Copy every line of the listing that holds the string "greed".
BEGIN
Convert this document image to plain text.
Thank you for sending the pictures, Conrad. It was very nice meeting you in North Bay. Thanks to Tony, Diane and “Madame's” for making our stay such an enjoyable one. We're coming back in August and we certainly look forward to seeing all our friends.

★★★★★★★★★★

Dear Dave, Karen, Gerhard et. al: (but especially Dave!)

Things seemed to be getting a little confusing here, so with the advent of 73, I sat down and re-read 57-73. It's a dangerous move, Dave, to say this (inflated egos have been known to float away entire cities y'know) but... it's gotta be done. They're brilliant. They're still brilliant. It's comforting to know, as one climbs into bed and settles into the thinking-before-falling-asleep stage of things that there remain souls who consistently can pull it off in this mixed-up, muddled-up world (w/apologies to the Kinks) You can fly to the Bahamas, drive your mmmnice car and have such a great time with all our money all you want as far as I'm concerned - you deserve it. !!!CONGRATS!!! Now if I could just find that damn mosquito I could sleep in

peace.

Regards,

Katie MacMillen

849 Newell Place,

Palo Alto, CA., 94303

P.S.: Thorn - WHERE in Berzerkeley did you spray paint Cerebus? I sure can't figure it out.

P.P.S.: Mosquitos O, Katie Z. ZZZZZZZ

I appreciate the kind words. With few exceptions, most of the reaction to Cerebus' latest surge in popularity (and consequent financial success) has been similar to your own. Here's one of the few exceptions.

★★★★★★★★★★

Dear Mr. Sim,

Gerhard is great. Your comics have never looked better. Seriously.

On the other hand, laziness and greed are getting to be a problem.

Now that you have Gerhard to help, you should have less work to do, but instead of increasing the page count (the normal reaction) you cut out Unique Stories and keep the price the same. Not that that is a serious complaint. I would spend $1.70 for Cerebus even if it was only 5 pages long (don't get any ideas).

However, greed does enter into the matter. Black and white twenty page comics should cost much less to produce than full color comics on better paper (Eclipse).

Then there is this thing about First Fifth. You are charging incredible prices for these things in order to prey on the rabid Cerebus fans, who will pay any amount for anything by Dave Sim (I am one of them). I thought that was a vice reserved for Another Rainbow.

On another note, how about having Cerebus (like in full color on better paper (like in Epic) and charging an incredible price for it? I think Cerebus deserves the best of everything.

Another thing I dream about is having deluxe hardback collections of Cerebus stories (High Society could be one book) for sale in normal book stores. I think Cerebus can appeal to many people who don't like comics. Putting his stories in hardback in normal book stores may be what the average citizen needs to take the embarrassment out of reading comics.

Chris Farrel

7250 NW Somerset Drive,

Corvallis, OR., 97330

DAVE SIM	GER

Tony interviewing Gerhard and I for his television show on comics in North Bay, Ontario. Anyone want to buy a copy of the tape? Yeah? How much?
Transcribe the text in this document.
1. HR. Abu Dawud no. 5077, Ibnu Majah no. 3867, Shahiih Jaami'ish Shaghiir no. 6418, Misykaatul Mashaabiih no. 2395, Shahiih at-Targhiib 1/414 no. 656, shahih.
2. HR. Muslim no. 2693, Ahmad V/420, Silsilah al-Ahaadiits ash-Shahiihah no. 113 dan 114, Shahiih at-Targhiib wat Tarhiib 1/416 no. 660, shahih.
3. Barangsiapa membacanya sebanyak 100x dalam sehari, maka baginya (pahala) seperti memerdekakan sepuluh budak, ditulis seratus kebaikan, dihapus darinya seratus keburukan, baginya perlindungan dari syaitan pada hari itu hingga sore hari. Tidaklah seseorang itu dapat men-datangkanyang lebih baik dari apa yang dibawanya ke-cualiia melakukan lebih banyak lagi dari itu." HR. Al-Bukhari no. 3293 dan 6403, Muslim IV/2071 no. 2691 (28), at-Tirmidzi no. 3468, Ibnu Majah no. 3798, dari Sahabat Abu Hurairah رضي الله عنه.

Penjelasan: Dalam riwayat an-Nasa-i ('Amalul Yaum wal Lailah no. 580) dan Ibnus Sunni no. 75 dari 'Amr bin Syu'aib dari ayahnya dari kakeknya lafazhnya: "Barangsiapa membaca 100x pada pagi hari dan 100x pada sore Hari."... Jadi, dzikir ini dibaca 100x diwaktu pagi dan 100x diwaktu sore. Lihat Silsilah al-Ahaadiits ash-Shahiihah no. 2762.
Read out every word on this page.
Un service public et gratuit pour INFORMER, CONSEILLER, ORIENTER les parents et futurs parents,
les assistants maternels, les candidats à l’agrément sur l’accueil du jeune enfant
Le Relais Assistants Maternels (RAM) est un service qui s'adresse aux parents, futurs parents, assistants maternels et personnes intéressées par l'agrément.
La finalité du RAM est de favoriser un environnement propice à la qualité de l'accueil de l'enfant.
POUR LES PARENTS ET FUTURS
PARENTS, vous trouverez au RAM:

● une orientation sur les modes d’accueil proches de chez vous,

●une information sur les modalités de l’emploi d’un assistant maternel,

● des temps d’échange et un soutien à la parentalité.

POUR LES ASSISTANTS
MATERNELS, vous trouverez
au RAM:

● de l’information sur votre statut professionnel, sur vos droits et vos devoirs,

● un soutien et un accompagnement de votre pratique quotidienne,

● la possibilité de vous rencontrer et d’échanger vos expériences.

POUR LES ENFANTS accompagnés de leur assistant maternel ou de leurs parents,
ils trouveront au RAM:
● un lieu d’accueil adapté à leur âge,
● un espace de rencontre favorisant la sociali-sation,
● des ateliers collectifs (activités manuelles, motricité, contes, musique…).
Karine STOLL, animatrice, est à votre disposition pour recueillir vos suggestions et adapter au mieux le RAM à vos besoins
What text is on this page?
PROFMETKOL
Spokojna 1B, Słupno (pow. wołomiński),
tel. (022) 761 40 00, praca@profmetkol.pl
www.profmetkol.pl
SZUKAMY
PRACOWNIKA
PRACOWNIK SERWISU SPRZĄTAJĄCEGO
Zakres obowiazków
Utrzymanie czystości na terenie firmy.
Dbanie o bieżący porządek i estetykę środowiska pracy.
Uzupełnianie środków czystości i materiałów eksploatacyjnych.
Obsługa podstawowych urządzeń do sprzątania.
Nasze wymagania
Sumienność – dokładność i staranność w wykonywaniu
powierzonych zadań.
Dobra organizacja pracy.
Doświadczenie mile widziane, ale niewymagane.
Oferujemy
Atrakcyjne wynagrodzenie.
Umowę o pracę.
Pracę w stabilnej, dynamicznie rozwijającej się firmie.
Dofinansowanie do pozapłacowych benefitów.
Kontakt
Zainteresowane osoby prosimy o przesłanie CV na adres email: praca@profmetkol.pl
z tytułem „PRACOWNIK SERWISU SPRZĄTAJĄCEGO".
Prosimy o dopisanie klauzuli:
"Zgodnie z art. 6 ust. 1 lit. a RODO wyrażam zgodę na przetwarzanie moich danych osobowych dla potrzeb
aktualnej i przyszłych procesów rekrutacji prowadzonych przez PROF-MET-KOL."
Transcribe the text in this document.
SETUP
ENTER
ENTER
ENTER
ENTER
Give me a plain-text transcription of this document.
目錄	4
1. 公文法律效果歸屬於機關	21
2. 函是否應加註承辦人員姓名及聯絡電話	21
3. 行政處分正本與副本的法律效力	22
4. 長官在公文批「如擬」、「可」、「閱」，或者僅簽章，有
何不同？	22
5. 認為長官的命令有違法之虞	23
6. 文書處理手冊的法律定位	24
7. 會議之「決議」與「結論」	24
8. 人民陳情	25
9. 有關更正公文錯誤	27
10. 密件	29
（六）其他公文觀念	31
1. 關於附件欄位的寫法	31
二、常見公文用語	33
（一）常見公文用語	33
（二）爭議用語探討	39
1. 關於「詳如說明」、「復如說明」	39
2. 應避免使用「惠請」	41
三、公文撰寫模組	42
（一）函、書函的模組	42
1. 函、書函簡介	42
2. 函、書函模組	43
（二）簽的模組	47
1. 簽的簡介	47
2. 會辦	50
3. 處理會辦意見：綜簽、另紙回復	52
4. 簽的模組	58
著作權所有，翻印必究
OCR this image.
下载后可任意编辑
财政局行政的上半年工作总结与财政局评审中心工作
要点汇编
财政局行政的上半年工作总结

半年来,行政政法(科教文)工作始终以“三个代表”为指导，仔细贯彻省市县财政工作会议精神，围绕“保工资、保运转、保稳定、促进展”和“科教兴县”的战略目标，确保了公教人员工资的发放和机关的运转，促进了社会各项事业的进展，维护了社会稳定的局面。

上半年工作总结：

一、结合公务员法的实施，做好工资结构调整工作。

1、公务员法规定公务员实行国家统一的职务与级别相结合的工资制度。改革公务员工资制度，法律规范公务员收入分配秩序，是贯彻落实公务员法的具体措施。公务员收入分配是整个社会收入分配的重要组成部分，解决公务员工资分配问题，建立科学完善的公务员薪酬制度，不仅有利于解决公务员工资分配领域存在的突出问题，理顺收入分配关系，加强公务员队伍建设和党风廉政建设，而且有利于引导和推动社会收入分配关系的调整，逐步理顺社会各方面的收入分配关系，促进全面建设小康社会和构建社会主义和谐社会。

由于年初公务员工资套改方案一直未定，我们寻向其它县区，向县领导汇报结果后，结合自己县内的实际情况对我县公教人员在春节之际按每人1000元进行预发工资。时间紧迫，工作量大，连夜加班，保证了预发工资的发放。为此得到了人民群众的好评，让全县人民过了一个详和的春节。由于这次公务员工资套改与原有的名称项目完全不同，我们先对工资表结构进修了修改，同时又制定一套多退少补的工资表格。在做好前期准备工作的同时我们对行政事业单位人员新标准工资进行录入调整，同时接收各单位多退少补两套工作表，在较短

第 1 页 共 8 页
END
• TASK ANSWER:
On the other hand, laziness and greed are getting to be a problem.
However, greed does enter into the matter. Black and white twenty page comics should cost much less to produce than full color comics on better paper (Eclipse).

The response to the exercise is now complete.